▸ EXTRACT PROVIDED:
§ §
Is the Happague HD PVR 1212 a good Computer based DVR for encrypted cable boxes?
The Cablecard systems have all this stuff with " flags" to make it not record.
My Replaytv is great but I don't know how to get it to change channels on the Cablebox. I think the codes may not be up to date and no one trying to update them.
So is the Happague HD PVR 1212 the next logical choice to get some kind of basic DVR action without paying comcast a lease for one of theirs?
Please let me know
I use a cablecard with my HTPC, and it definitely does record. You're a bit mistaken about exactly how those "flags" work.
There are a few levels of flags which are set by your cable provider. Comcast and Verizon are the most permissive, so you're set there as a Comcast customer.
-Copy Freely. This is your local channels (the ones you can get OTA). On Comcast and Verizon it extends to almost all other channels like USA, TNT, ESPN, AMC, etc. This means you can record the program, cut out the commericals, compress/convert it, and watch it on another computer/device.
-Copy Once. On most cable companies this is everything BUT locals. Discovery, TBS, HBO, Showtime, ESPN, etc. On Comcast and Verizon it only applies to premium movie channels like HBO and Cinemax. You can only watch on the computer that recorded it (or a WMC extender like an Xbox 360). No cutting out commericals or converting.
-Copy Never. This only applies to pay per view events.
I have Comcast in Pittsburgh. It might be slightly different in other cities, but among the channels I subscribe to I only see Copy Once on HBO, Retroplex, and AMC's standard def
A cablecard tuner will also allow you to record between 2 and 6 channels at once, depending on the one you buy.
The big benefit of the HD-PVR is that you get DRM free recordings, as you noted. You also have more choices of software (cablecard more or less requires Windows Media Center). But you still need to lease a cable box, can only record one program at a time, need to use IR blasters, and it will get additional compression applied to the signal during the conversion from MPEG2 (what your cable company sends) to H264 (how the HD-PVR records).
I'm a huge proponent of a cablecard and Windows Media Center:
My custom guide screen. All the standard def channels are disabled/hidden and I ordered everything alphabetically so I dont have to memorize numbers:
Ceton's My Media Center remote scheduling app:
My basement media room and bar
Epson 2030, Onkyo TX-NR626, and Kodi based system
Mironto's Panasonic plasma black level restoration guide
Restore the initial MLL on a 2009 Panasonic plasma
Why not give your existing Cable Box back to Comcast and rent a CableCard instead... for probably $2 or $3 per month. Then put that CableCard in a used (or new) TiVo with Lifetime? Why settle for "some kind of basic DVR action" when you can travel First Class?
§ §
▸ Document layout analysis items:
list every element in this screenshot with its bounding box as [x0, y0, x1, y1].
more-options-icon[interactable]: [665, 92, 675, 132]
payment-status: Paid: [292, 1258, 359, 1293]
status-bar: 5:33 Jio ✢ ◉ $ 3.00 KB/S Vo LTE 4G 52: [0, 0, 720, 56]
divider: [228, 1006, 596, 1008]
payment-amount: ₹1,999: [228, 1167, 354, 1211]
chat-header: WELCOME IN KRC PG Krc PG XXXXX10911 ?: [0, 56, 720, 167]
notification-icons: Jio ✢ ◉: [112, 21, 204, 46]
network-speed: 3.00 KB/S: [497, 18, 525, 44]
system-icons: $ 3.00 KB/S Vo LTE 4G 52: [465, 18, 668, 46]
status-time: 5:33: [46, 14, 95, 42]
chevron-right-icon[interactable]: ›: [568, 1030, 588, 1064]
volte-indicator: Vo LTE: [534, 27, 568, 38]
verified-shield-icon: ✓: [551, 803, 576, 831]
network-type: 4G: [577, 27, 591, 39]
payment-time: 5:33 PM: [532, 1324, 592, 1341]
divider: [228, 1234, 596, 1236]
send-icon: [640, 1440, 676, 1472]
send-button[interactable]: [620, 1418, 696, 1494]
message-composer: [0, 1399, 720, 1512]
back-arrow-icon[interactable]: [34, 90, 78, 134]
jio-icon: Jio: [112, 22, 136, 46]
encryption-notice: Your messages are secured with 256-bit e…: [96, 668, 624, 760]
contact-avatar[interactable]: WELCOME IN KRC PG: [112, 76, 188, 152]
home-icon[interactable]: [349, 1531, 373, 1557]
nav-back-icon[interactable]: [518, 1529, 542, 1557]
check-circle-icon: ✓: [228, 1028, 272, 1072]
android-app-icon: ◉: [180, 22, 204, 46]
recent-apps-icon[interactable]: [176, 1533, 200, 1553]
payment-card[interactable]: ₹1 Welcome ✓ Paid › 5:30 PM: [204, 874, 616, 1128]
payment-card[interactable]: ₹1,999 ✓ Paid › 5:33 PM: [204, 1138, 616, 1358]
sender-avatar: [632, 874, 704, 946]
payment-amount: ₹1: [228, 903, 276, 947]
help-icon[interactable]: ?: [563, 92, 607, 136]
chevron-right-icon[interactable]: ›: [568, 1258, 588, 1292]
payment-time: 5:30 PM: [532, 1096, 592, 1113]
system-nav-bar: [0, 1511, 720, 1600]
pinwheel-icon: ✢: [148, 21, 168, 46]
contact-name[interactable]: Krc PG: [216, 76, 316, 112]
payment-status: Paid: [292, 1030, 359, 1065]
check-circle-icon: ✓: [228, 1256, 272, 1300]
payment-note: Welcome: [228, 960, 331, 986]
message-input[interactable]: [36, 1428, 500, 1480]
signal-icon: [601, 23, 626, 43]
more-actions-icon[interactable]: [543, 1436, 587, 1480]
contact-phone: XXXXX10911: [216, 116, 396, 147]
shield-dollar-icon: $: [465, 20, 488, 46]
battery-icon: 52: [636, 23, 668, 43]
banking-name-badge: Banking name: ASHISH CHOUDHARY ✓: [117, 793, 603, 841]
§ §
▸ EXERCISE TASKS:
1. Please set down the passage of the forum thread on cable DVR recording between "I have Comcast" and "one you buy.", inclusive.
2. In the forum thread on cable DVR recording, how many channels at once can a cablecard tuner record?

▸ WRITTEN ANSWERS:
1.
I have Comcast in Pittsburgh. It might be slightly different in other cities, but among the channels I subscribe to I only see Copy Once on HBO, Retroplex, and AMC's standard def
A cablecard tuner will also allow you to record between 2 and 6 channels at once, depending on the one you buy.

2. Between 2 and 6 channels at once, depending on the one you buy.